# What you need to do:
Check every line of the entries below for the word "углерода", and copy the ones that have it.

# Collection entries:
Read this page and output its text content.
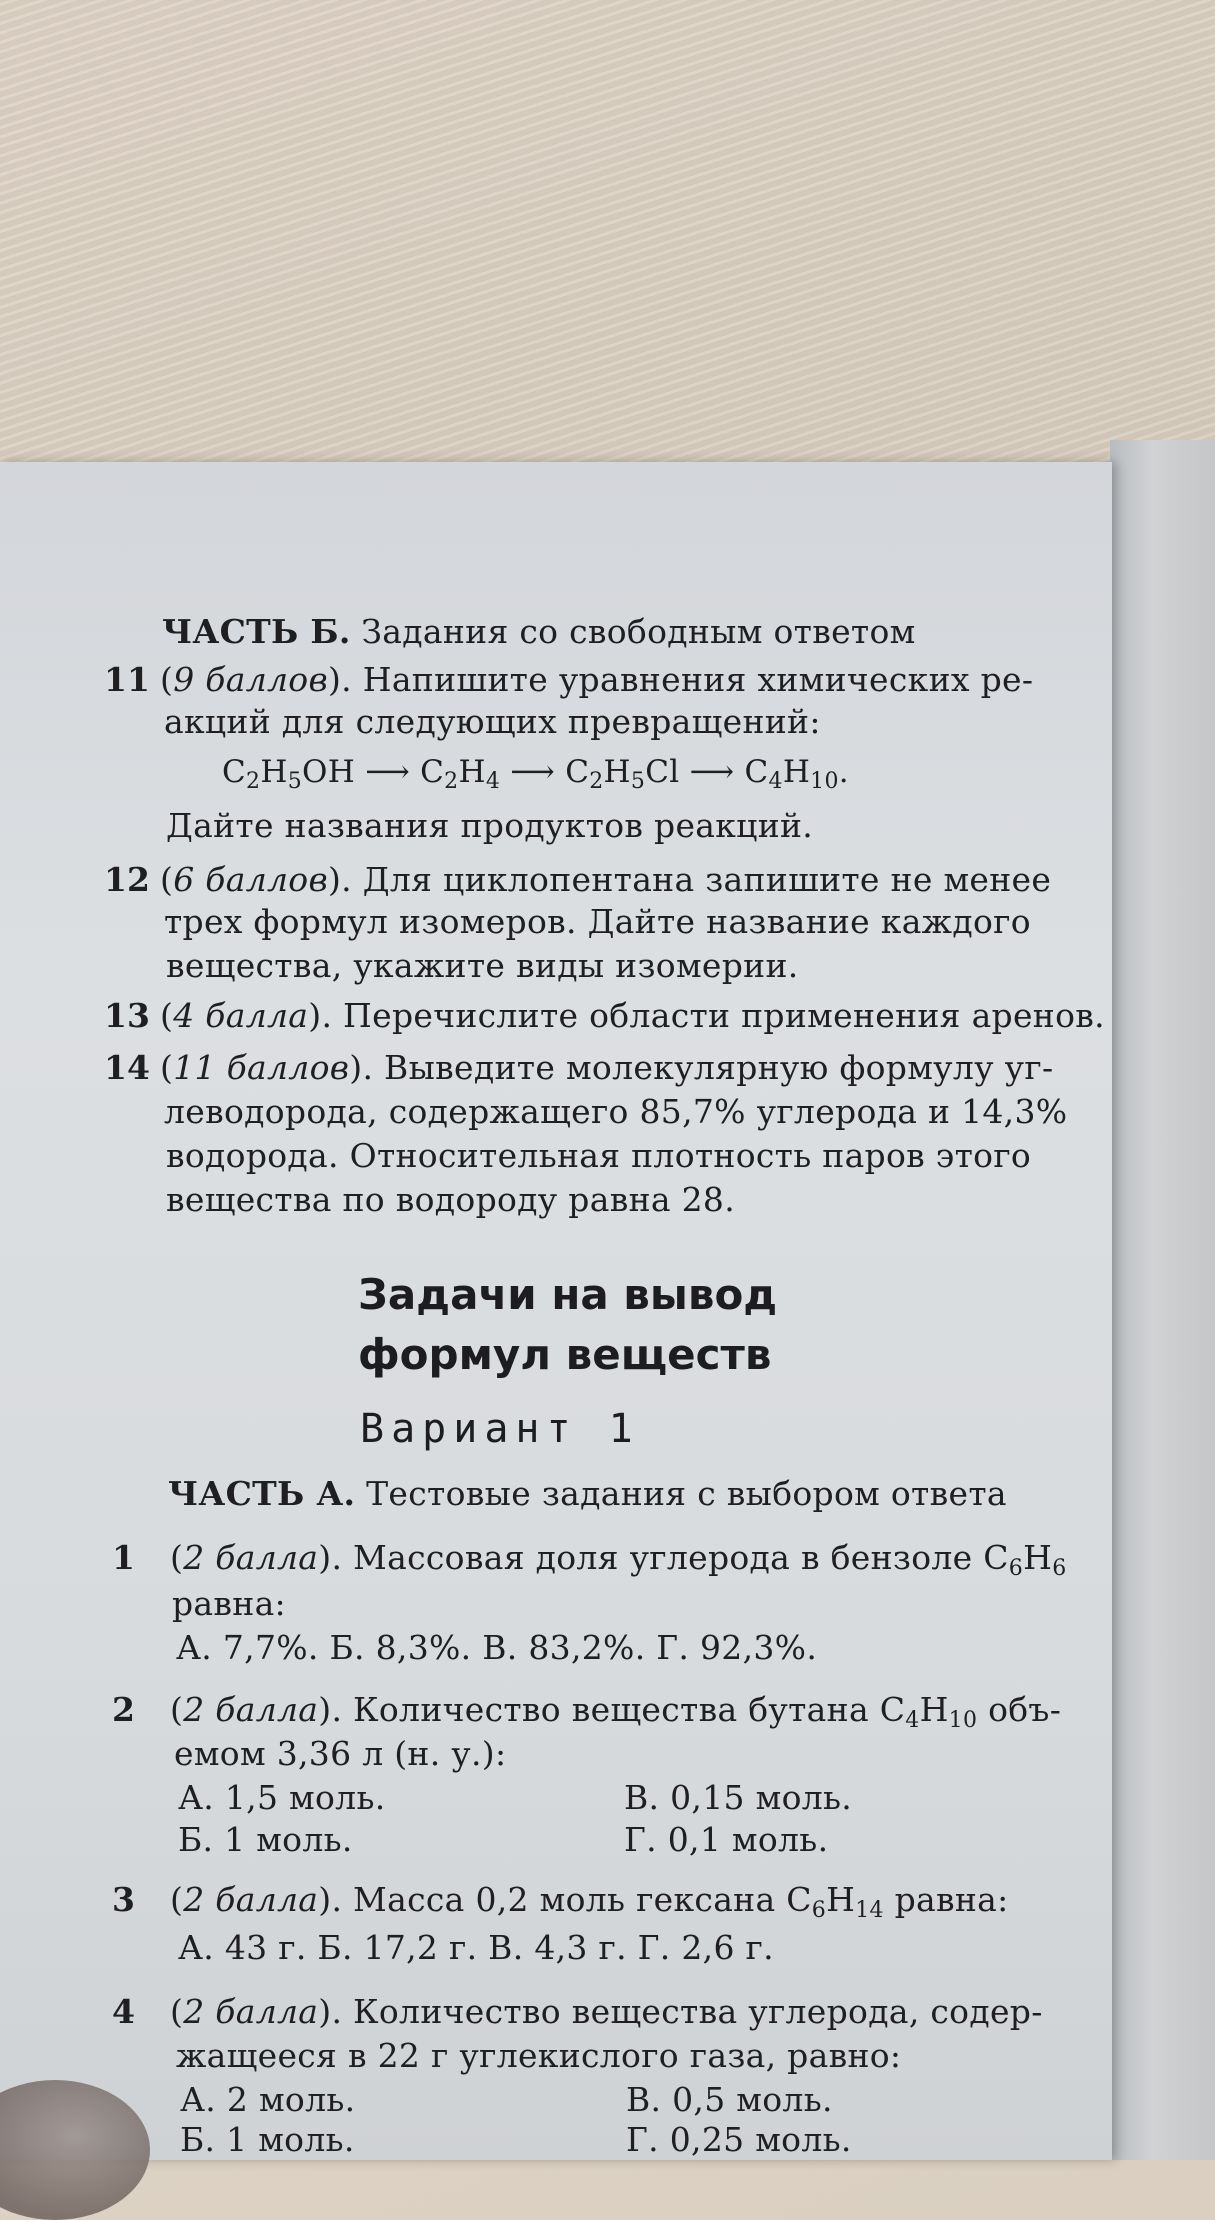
ЧАСТЬ Б. Задания со свободным ответом
11 (9 баллов). Напишите уравнения химических ре-
акций для следующих превращений:
$C_2H_5OH$ ⟶ $C_2H_4$ ⟶ $C_2H_5Cl$ ⟶ $C_4H_{10}$.
Дайте названия продуктов реакций.
12 (6 баллов). Для циклопентана запишите не менее
трех формул изомеров. Дайте название каждого
вещества, укажите виды изомерии.
13 (4 балла). Перечислите области применения аренов.
14 (11 баллов). Выведите молекулярную формулу уг-
леводорода, содержащего 85,7% углерода и 14,3%
водорода. Относительная плотность паров этого
вещества по водороду равна 28.
Задачи на вывод
формул веществ
Вариант 1
ЧАСТЬ А. Тестовые задания с выбором ответа
1 (2 балла). Массовая доля углерода в бензоле $C_6H_6$
равна:
А. 7,7%. Б. 8,3%. В. 83,2%. Г. 92,3%.
2 (2 балла). Количество вещества бутана $C_4H_{10}$ объ-
емом 3,36 л (н. у.):
А. 1,5 моль.	В. 0,15 моль.
Б. 1 моль.	Г. 0,1 моль.
3 (2 балла). Масса 0,2 моль гексана $C_6H_{14}$ равна:
А. 43 г. Б. 17,2 г. В. 4,3 г. Г. 2,6 г.
4 (2 балла). Количество вещества углерода, содер-
жащееся в 22 г углекислого газа, равно:
А. 2 моль.	В. 0,5 моль.
Б. 1 моль.	Г. 0,25 моль.
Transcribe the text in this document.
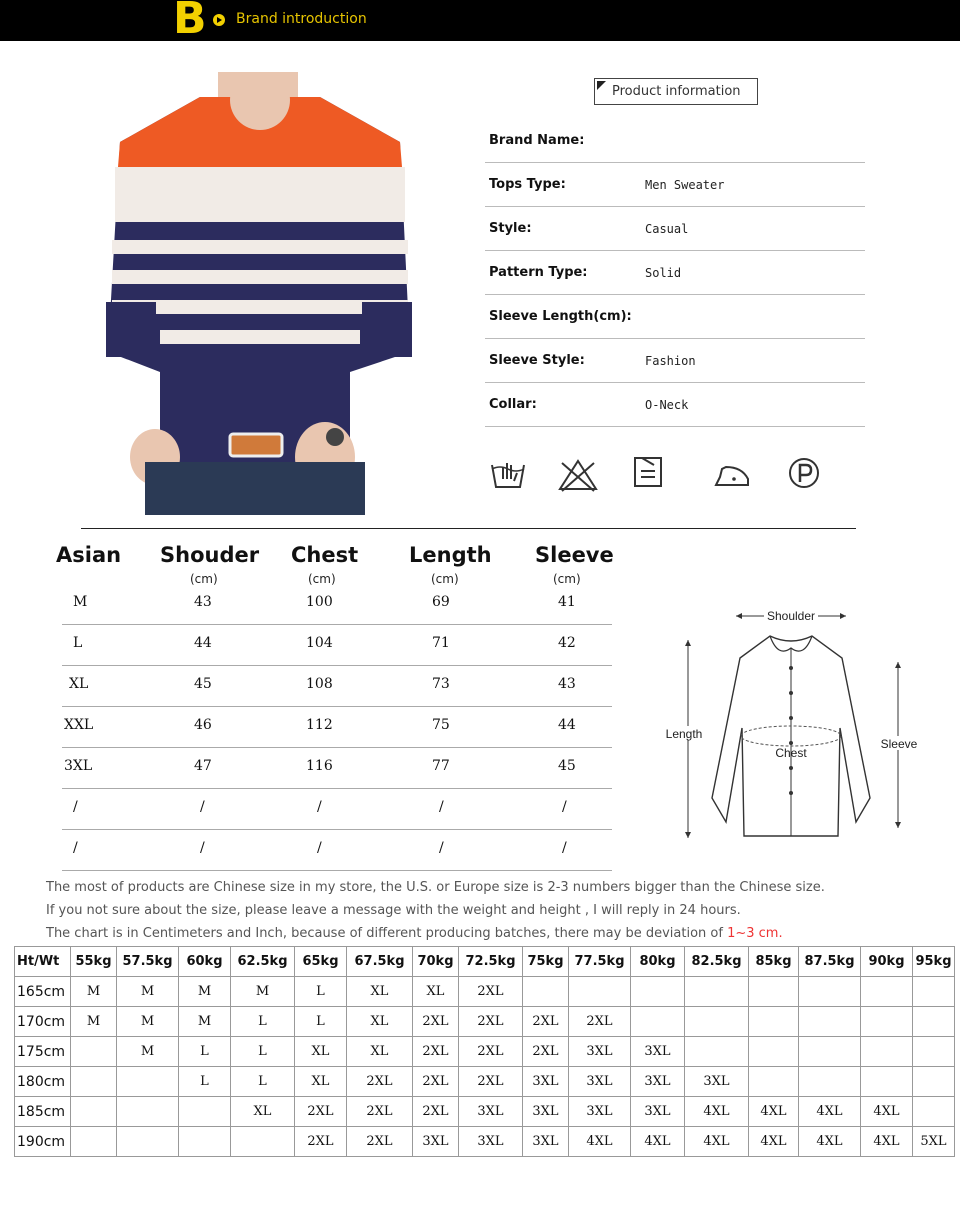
B Brand introduction
Product information
Brand Name:
Tops Type:	Men Sweater
Style:	Casual
Pattern Type:	Solid
Sleeve Length(cm):
Sleeve Style:	Fashion
Collar:	O-Neck
Asian Shouder Chest Length Sleeve
(cm)	(cm)	(cm)	(cm)
M	43	100	69	41
L	44	104	71	42
XL	45	108	73	43
XXL	46	112	75	44
3XL	47	116	77	45
/	/	/	/	/
/	/	/	/	/
Shoulder
Chest
Length
Sleeve
The most of products are Chinese size in my store, the U.S. or Europe size is 2-3 numbers bigger than the Chinese size.
If you not sure about the size, please leave a message with the weight and height , I will reply in 24 hours.
The chart is in Centimeters and Inch, because of different producing batches, there may be deviation of 1~3 cm.
Ht/Wt	55kg	57.5kg	60kg	62.5kg	65kg	67.5kg	70kg	72.5kg	75kg	77.5kg	80kg	82.5kg	85kg	87.5kg	90kg	95kg
165cm	M	M	M	M	L	XL	XL	2XL								
170cm	M	M	M	L	L	XL	2XL	2XL	2XL	2XL						
175cm		M	L	L	XL	XL	2XL	2XL	2XL	3XL	3XL					
180cm			L	L	XL	2XL	2XL	2XL	3XL	3XL	3XL	3XL				
185cm				XL	2XL	2XL	2XL	3XL	3XL	3XL	3XL	4XL	4XL	4XL	4XL	
190cm					2XL	2XL	3XL	3XL	3XL	4XL	4XL	4XL	4XL	4XL	4XL	5XL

# Result:
леводорода, содержащего 85,7% углерода и 14,3%
1 (2 балла). Массовая доля углерода в бензоле $C_6H_6$
4 (2 балла). Количество вещества углерода, содер-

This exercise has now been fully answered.